THE EXERCISE: Exclude the pictures, then quote exactly the lines from the one holding "Transcribe this image's" through the last line of the records.

MATERIAL FOR THE TASK:

_____

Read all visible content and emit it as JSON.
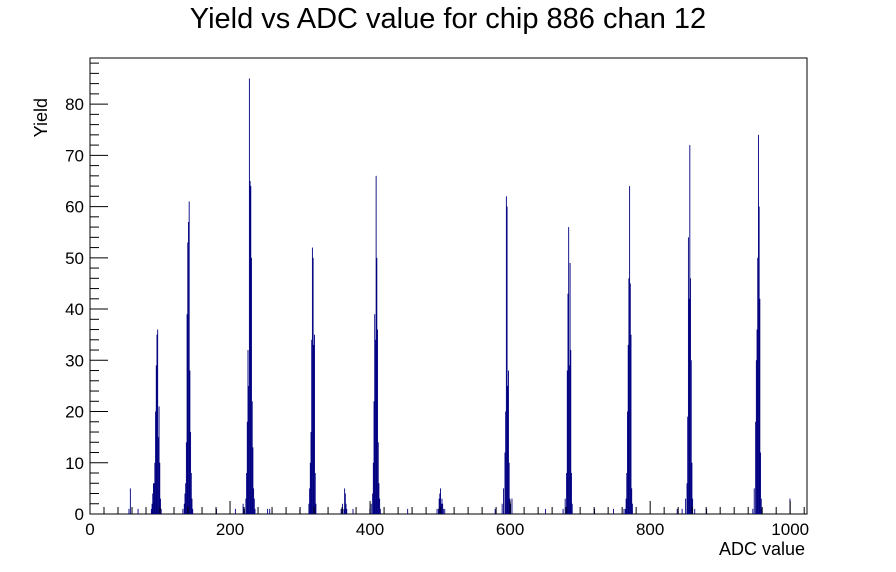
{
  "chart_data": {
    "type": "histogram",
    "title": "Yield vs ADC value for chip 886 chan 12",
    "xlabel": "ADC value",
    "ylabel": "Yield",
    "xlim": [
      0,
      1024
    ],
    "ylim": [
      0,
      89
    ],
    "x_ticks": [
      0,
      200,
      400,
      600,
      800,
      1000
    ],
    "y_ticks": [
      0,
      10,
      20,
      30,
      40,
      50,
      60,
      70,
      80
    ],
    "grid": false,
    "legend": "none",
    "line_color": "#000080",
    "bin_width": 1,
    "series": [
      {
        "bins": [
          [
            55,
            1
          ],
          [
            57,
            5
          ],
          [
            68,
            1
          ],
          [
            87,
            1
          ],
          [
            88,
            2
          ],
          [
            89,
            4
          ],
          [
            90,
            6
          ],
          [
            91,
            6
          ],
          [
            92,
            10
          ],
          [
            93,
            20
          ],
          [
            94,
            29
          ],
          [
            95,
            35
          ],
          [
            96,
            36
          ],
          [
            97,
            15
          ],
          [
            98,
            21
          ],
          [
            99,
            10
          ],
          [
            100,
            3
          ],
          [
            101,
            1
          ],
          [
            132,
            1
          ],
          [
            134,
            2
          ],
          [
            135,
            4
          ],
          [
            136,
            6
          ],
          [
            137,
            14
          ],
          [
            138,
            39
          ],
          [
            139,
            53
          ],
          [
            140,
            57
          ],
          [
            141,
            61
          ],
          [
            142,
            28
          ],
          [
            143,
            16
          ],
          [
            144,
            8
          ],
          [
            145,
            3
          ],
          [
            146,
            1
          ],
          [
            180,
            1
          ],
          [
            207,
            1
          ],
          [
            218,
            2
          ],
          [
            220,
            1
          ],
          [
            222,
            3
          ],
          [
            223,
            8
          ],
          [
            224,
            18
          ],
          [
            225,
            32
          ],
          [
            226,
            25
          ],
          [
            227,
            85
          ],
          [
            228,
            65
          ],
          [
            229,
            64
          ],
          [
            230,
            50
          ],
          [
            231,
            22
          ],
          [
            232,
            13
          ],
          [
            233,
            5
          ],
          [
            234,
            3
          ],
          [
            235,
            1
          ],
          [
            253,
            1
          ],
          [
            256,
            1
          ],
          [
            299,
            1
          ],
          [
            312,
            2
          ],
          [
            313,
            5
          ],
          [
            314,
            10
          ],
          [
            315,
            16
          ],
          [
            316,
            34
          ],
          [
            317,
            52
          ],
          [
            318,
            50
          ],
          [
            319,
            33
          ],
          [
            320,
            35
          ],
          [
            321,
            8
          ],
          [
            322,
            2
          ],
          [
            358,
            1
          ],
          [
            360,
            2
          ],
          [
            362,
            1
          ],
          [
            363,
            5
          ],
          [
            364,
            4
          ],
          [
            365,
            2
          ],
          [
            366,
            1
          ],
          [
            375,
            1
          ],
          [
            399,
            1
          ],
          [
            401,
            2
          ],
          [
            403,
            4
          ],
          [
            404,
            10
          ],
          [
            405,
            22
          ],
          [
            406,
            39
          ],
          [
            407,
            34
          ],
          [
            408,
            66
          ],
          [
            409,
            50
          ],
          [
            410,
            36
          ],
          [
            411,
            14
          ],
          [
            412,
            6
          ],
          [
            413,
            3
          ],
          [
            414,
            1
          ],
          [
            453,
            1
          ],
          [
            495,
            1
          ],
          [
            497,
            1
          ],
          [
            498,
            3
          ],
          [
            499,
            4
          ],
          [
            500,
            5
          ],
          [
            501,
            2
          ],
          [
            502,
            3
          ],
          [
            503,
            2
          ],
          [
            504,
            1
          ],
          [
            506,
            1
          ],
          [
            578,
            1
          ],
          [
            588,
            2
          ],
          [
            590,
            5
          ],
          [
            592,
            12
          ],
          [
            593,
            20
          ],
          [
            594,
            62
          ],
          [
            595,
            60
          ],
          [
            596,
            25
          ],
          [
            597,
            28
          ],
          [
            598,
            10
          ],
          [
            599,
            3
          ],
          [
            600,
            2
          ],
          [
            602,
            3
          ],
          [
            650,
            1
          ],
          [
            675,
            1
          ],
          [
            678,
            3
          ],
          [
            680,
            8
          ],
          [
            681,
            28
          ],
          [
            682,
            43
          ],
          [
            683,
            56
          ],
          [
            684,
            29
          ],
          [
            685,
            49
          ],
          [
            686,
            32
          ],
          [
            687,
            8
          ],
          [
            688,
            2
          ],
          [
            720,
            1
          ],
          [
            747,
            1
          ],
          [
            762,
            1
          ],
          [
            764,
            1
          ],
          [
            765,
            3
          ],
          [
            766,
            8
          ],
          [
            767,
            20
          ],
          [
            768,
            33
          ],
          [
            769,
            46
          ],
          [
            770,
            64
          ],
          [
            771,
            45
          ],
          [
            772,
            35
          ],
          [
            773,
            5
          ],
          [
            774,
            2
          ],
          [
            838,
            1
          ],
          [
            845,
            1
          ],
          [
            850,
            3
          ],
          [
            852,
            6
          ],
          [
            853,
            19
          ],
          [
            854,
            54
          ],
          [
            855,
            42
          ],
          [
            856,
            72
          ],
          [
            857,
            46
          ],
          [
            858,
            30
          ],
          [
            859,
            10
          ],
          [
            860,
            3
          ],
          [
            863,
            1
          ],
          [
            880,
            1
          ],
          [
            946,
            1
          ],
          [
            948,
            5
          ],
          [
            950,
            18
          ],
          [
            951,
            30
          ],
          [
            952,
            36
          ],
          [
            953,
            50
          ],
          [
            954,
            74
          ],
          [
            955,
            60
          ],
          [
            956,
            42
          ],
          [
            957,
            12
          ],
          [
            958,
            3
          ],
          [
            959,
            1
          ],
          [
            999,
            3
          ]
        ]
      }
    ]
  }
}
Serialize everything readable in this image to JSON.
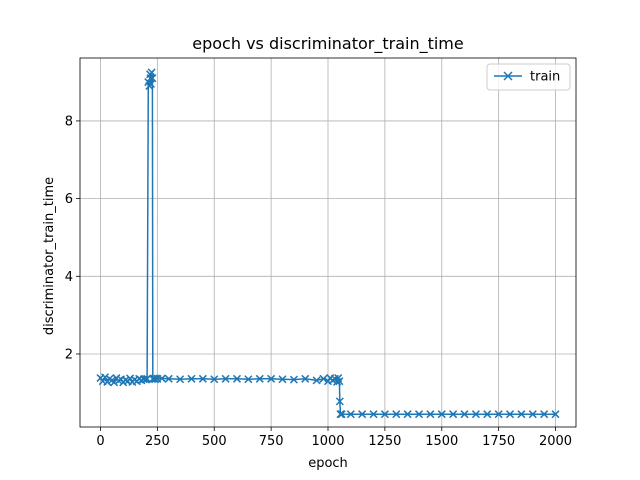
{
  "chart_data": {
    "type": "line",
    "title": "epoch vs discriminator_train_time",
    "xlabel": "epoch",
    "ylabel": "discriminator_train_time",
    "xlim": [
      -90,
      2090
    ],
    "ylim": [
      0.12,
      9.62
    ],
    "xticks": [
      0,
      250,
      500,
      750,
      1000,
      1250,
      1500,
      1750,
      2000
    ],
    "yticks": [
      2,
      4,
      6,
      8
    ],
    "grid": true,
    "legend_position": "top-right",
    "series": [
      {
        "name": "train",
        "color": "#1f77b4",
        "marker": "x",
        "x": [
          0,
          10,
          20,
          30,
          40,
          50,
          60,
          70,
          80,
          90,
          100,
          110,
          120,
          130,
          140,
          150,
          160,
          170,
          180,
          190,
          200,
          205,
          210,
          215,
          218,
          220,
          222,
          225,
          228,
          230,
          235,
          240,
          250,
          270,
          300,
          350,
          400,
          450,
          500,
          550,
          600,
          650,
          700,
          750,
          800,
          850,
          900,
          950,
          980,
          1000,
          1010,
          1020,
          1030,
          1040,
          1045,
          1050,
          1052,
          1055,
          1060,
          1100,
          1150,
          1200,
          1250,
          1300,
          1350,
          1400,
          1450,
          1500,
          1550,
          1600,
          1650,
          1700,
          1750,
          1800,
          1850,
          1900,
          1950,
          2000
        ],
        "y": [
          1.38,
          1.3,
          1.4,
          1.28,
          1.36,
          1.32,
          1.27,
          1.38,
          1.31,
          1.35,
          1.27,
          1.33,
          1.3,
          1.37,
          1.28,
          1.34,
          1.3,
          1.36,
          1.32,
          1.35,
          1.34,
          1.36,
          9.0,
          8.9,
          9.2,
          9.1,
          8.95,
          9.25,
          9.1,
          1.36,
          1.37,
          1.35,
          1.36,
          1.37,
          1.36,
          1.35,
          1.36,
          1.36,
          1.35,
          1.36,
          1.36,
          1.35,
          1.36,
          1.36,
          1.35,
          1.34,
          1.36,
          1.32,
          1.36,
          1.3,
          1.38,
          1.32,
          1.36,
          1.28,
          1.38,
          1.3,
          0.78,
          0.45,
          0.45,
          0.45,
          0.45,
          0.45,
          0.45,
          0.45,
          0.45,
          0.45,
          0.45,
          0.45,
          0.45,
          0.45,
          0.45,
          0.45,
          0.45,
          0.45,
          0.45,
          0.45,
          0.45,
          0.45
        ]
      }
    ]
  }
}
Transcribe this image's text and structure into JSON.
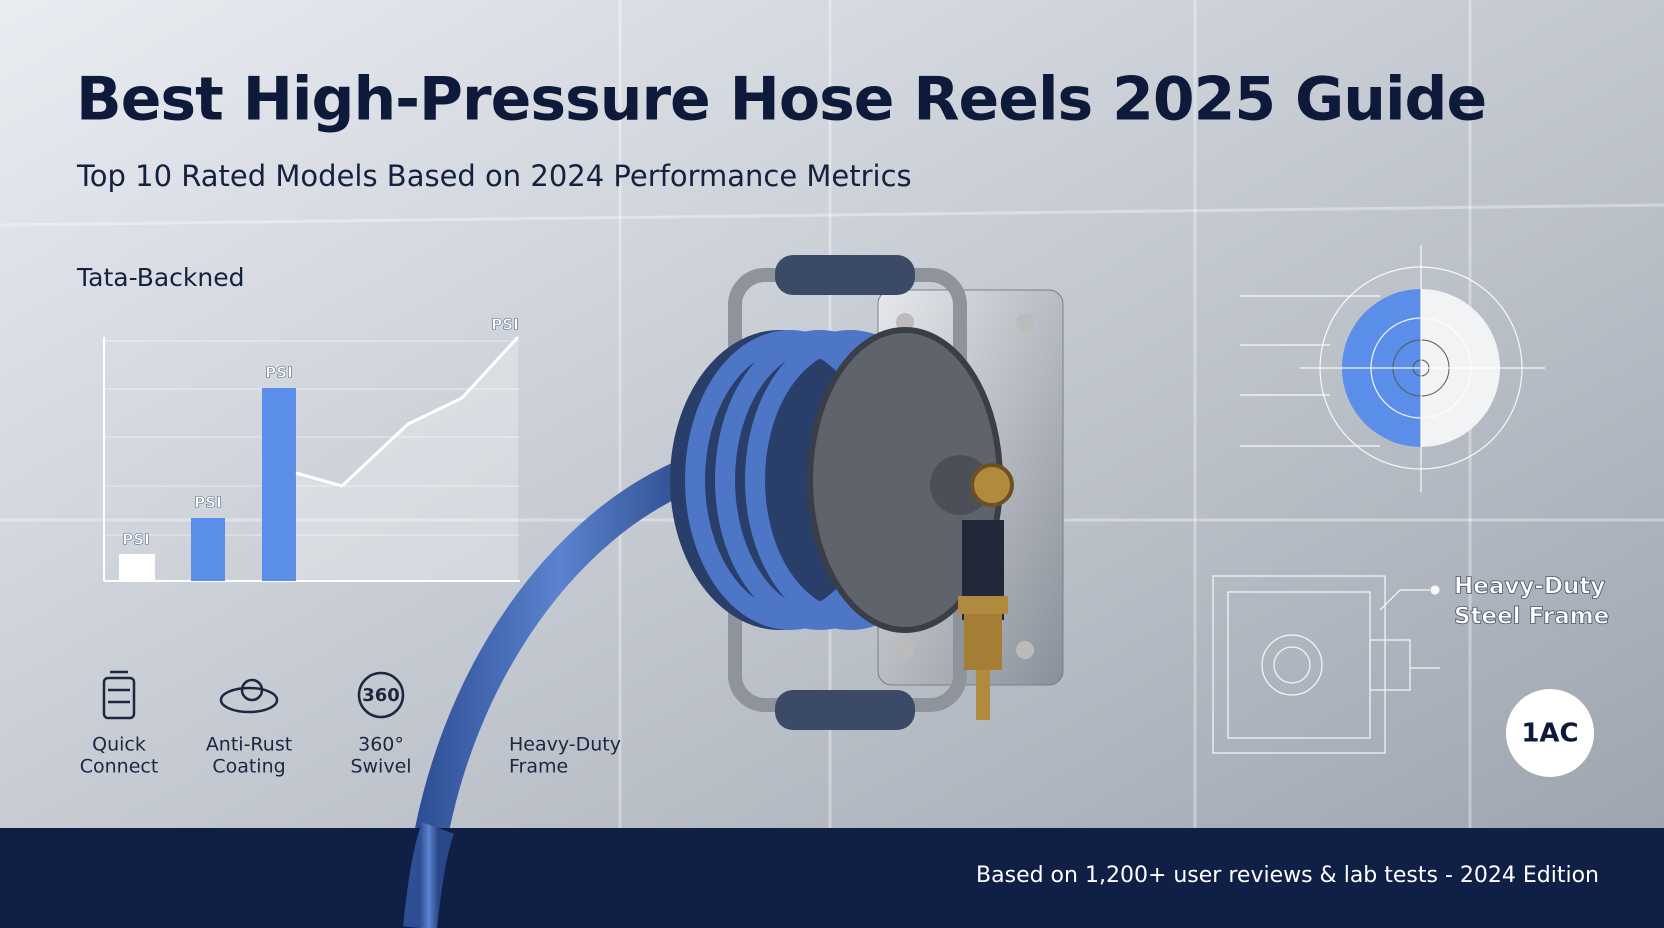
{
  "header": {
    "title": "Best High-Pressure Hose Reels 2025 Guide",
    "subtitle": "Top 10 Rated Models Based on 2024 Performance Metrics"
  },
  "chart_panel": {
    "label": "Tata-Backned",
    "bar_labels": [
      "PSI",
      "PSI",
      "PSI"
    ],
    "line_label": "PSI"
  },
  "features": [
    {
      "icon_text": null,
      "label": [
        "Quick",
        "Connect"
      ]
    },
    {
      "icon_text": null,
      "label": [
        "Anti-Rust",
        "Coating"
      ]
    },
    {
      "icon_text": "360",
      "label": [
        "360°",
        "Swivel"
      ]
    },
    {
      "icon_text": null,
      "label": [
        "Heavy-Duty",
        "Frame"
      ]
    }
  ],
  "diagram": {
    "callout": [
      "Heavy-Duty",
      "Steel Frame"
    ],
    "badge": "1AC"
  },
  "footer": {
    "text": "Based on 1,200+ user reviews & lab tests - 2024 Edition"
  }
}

_____

RESULT FOR THIS TASK:
Transcribe this image's text and structure into JSON.
{
  "header": {
    "title": "Best High-Pressure Hose Reels 2025 Guide",
    "subtitle": "Top 10 Rated Models Based on 2024 Performance Metrics"
  },
  "chart_panel": {
    "label": "Tata-Backned",
    "bar_labels": [
      "PSI",
      "PSI",
      "PSI"
    ],
    "line_label": "PSI"
  },
  "features": [
    {
      "icon_text": null,
      "label": [
        "Quick",
        "Connect"
      ]
    },
    {
      "icon_text": null,
      "label": [
        "Anti-Rust",
        "Coating"
      ]
    },
    {
      "icon_text": "360",
      "label": [
        "360°",
        "Swivel"
      ]
    },
    {
      "icon_text": null,
      "label": [
        "Heavy-Duty",
        "Frame"
      ]
    }
  ],
  "diagram": {
    "callout": [
      "Heavy-Duty",
      "Steel Frame"
    ],
    "badge": "1AC"
  },
  "footer": {
    "text": "Based on 1,200+ user reviews & lab tests - 2024 Edition"
  }
}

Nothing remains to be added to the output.